§ TO BE DONE: Write out every line below that includes the word "more".
----
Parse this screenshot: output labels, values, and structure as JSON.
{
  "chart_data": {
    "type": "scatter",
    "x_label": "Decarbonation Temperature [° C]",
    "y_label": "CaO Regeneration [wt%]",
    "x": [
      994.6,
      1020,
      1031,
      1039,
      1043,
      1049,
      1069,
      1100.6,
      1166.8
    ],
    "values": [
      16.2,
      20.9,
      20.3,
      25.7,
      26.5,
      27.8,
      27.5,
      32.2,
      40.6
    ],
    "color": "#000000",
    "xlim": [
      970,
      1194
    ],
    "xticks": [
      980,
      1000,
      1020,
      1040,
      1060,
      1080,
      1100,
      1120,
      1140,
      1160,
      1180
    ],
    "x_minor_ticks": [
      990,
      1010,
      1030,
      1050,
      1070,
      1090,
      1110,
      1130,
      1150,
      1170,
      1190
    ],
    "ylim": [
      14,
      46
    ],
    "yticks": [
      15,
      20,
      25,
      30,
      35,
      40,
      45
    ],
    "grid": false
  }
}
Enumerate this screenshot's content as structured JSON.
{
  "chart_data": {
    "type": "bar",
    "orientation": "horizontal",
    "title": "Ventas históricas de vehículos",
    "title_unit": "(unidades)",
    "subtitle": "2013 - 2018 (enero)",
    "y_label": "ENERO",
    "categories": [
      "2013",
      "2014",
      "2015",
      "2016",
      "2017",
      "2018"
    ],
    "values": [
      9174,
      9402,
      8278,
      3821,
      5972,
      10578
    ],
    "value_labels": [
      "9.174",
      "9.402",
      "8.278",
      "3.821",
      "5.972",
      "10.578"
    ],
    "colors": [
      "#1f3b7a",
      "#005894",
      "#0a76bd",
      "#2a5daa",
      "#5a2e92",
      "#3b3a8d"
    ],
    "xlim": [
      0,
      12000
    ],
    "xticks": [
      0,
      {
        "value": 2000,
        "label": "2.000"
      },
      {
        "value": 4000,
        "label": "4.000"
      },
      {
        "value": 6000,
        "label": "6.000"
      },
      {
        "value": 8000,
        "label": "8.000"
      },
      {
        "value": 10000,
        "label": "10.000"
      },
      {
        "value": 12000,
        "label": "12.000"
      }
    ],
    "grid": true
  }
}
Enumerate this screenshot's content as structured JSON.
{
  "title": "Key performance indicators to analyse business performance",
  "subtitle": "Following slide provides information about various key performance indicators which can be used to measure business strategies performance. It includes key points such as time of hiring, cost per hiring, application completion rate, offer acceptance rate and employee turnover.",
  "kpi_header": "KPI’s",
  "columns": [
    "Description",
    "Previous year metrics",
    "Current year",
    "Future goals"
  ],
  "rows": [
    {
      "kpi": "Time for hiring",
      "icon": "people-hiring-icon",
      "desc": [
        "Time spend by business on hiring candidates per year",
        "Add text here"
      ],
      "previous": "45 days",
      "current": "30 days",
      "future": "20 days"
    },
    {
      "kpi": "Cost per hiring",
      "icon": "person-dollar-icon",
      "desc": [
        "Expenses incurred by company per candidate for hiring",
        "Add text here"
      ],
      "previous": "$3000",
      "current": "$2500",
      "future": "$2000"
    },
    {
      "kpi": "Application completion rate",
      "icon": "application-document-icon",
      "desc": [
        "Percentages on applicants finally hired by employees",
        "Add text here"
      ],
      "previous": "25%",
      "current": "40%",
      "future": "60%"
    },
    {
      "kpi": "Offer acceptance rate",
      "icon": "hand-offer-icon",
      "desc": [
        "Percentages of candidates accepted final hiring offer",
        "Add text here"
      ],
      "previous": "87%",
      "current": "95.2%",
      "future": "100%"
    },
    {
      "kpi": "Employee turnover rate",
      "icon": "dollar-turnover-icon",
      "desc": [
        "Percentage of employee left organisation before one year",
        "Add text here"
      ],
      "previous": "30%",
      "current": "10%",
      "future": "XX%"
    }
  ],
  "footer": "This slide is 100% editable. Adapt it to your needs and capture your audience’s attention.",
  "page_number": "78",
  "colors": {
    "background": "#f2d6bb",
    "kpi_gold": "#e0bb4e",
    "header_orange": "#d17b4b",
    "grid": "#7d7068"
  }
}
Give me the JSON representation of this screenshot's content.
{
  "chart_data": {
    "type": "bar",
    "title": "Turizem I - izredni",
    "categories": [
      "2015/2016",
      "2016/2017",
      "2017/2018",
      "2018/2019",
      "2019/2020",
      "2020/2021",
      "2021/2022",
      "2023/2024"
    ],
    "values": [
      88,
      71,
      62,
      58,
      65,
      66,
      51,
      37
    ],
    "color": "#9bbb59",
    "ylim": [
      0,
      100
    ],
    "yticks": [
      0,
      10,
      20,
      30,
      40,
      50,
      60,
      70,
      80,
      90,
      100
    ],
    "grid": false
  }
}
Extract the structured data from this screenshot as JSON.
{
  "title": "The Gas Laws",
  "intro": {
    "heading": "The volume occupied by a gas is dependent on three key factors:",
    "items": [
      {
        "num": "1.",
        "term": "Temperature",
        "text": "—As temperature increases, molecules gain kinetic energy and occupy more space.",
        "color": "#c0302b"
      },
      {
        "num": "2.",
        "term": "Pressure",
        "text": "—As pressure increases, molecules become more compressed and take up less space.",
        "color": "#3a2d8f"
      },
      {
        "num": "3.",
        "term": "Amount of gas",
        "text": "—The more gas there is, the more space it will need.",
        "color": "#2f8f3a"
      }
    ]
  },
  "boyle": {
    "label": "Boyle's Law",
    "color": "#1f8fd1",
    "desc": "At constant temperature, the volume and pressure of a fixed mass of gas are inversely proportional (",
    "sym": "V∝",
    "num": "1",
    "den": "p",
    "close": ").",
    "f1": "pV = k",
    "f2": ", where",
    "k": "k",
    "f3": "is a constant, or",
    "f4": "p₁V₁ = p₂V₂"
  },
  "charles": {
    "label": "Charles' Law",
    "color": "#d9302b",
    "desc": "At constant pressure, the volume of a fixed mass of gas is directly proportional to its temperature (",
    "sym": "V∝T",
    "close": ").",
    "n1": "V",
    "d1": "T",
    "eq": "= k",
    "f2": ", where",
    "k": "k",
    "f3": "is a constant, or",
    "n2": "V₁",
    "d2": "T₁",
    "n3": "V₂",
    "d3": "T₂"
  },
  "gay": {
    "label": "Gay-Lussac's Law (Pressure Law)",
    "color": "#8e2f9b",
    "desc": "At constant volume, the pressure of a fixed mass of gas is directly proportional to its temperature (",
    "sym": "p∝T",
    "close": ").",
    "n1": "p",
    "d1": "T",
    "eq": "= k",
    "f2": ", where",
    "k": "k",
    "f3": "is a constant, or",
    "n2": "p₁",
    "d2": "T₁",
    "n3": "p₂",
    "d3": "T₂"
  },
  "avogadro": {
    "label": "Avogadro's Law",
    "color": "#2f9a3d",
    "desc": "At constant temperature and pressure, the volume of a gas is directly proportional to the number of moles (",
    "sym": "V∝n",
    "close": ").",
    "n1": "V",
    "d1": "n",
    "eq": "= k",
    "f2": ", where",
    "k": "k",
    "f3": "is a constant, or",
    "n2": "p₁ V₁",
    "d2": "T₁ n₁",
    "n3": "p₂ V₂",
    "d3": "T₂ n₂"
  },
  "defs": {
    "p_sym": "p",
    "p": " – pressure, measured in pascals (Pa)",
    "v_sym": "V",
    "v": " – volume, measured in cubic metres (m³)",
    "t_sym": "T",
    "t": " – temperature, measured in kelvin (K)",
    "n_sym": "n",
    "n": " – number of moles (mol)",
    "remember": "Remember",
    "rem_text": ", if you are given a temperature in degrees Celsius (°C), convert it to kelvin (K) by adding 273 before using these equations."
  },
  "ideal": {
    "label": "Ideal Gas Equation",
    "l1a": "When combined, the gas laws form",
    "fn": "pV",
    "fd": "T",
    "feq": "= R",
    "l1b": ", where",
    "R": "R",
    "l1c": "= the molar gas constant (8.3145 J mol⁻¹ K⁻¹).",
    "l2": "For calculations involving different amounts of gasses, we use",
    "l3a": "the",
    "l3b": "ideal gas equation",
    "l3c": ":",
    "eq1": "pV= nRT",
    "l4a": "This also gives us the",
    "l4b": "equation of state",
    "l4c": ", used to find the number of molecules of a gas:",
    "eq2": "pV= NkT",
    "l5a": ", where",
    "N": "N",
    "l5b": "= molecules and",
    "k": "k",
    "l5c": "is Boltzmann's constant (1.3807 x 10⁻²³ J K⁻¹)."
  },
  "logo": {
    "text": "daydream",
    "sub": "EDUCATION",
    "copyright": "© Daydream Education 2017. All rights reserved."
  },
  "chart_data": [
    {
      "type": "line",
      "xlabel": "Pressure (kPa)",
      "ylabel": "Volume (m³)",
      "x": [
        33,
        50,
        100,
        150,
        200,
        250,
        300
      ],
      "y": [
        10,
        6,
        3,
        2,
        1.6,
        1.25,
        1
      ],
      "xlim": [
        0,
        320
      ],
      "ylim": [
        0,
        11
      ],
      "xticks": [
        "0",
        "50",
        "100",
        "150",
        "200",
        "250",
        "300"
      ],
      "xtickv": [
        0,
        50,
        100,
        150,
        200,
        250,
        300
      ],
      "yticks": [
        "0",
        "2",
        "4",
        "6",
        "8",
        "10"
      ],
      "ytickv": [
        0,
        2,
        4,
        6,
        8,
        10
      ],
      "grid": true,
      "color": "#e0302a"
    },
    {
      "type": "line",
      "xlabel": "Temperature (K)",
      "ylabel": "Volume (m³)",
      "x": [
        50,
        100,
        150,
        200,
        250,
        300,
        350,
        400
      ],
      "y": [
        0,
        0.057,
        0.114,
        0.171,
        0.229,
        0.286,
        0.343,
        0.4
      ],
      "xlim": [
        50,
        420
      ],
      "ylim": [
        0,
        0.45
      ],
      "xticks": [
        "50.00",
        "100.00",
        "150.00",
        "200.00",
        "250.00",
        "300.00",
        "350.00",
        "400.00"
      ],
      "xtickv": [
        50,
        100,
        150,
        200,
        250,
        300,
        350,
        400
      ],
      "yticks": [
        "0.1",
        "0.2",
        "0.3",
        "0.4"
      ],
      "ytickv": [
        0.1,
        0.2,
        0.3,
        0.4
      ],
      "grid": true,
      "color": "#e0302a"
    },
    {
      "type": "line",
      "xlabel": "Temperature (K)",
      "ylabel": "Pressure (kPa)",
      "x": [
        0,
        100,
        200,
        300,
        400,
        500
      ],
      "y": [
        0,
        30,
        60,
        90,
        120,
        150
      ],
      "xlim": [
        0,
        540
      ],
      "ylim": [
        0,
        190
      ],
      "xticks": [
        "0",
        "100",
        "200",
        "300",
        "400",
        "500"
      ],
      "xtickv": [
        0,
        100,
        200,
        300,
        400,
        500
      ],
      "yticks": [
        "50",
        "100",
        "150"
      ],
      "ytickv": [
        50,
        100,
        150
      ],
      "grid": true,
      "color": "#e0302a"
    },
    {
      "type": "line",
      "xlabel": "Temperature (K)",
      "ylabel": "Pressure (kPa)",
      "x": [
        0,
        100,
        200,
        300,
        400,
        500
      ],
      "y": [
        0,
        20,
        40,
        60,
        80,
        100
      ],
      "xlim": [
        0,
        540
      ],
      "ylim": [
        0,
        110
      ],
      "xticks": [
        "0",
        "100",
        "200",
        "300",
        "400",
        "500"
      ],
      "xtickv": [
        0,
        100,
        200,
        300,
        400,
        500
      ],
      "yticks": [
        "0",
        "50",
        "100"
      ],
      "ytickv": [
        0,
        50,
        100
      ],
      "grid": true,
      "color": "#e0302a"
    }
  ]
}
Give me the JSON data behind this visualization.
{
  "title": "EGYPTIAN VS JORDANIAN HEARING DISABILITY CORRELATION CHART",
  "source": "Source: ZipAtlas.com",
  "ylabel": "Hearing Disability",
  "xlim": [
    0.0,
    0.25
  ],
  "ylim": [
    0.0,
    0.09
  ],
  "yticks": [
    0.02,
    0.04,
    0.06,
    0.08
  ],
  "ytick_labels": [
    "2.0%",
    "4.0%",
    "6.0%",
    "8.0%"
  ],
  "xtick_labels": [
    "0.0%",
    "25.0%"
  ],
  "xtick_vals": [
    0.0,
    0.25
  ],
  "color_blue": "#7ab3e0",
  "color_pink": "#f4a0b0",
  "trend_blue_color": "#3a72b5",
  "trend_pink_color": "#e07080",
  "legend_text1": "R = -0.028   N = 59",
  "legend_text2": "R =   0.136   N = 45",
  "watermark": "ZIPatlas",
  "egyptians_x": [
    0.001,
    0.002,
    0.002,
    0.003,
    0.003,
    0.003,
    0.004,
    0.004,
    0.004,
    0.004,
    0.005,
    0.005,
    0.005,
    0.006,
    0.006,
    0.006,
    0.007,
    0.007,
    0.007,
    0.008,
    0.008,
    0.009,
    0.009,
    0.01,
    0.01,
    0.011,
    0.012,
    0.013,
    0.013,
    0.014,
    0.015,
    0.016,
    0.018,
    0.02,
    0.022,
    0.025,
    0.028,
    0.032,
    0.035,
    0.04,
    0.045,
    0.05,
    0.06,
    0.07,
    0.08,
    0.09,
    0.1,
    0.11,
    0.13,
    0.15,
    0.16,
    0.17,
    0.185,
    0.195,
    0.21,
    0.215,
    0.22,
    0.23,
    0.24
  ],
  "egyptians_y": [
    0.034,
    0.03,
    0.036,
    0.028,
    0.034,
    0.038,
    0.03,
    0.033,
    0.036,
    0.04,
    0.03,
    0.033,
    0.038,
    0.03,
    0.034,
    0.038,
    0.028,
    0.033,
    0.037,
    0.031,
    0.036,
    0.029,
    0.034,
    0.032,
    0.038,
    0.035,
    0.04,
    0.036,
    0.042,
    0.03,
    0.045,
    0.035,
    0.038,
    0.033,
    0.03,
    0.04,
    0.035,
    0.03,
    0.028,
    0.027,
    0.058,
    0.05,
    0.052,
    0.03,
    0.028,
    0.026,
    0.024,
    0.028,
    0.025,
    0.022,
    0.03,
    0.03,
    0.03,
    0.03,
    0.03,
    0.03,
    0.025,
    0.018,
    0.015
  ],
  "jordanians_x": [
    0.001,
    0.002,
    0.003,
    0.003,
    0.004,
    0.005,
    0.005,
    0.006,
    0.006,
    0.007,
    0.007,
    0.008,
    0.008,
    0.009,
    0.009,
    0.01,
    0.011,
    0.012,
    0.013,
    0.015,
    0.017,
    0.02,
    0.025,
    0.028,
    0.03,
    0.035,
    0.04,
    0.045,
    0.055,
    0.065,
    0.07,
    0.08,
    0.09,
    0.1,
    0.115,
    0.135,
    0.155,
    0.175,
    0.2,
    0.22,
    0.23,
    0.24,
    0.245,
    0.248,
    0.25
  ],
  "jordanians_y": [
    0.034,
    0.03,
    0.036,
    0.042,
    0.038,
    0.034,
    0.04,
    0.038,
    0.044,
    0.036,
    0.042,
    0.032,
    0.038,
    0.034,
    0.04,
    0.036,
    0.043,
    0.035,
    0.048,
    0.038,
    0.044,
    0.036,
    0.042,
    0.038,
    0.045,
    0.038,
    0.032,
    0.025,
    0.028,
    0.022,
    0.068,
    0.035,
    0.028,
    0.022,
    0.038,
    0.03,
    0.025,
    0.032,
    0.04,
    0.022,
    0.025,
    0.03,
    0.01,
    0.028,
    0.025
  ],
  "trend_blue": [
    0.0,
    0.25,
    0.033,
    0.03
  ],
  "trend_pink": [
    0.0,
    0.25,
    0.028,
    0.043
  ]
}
----
§ CORRECT RESULT:
        "text": "—As temperature increases, molecules gain kinetic energy and occupy more space.",
        "text": "—As pressure increases, molecules become more compressed and take up less space.",
        "text": "—The more gas there is, the more space it will need.",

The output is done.